### Description of the task
Extract the full listing below without altering a single character.

— Start of Dataset records —

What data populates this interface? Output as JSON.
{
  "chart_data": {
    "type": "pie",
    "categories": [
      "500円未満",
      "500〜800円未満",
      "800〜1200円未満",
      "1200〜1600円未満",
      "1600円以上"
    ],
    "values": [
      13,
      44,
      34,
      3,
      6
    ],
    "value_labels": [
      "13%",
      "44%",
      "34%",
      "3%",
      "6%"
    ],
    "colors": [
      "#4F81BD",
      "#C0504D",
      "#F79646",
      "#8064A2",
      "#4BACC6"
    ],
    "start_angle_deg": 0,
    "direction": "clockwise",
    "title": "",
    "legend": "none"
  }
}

— End of Dataset records —

### Task answer
What data populates this interface? Output as JSON.
{
  "chart_data": {
    "type": "pie",
    "categories": [
      "500円未満",
      "500〜800円未満",
      "800〜1200円未満",
      "1200〜1600円未満",
      "1600円以上"
    ],
    "values": [
      13,
      44,
      34,
      3,
      6
    ],
    "value_labels": [
      "13%",
      "44%",
      "34%",
      "3%",
      "6%"
    ],
    "colors": [
      "#4F81BD",
      "#C0504D",
      "#F79646",
      "#8064A2",
      "#4BACC6"
    ],
    "start_angle_deg": 0,
    "direction": "clockwise",
    "title": "",
    "legend": "none"
  }
}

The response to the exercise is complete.